EXERCISE GOAL
Present each line of the entries below that holds the word "megfelelt".

MATERIAL PROVIDED
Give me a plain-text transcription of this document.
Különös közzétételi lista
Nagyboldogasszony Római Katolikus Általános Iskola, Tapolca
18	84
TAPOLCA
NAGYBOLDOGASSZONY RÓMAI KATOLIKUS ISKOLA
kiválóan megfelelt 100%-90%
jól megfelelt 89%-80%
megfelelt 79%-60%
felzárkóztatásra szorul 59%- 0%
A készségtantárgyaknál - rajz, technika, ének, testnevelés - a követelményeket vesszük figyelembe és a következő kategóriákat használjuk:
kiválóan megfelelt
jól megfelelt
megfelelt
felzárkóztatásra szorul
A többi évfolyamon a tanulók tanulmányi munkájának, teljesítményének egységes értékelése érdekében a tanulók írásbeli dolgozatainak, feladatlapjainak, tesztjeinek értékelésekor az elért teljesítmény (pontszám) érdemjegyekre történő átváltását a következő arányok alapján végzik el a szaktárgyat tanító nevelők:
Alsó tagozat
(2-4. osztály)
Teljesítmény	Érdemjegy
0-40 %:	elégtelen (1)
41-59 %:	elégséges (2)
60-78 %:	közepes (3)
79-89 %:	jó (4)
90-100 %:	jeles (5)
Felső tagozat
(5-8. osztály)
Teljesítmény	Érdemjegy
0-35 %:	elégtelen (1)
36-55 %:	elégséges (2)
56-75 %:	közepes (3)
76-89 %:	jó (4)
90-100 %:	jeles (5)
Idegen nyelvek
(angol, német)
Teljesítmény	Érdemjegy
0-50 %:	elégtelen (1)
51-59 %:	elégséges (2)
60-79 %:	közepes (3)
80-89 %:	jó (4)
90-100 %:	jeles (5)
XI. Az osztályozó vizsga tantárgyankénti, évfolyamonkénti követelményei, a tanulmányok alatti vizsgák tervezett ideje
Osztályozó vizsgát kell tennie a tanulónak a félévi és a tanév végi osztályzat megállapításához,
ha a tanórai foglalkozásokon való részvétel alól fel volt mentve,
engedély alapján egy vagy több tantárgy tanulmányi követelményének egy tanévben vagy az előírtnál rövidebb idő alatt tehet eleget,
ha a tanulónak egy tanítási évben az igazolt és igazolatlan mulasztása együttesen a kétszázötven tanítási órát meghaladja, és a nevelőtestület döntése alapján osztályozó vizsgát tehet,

TASK RESPONSE
kiválóan megfelelt 100%-90%
jól megfelelt 89%-80%
megfelelt 79%-60%
kiválóan megfelelt
jól megfelelt
megfelelt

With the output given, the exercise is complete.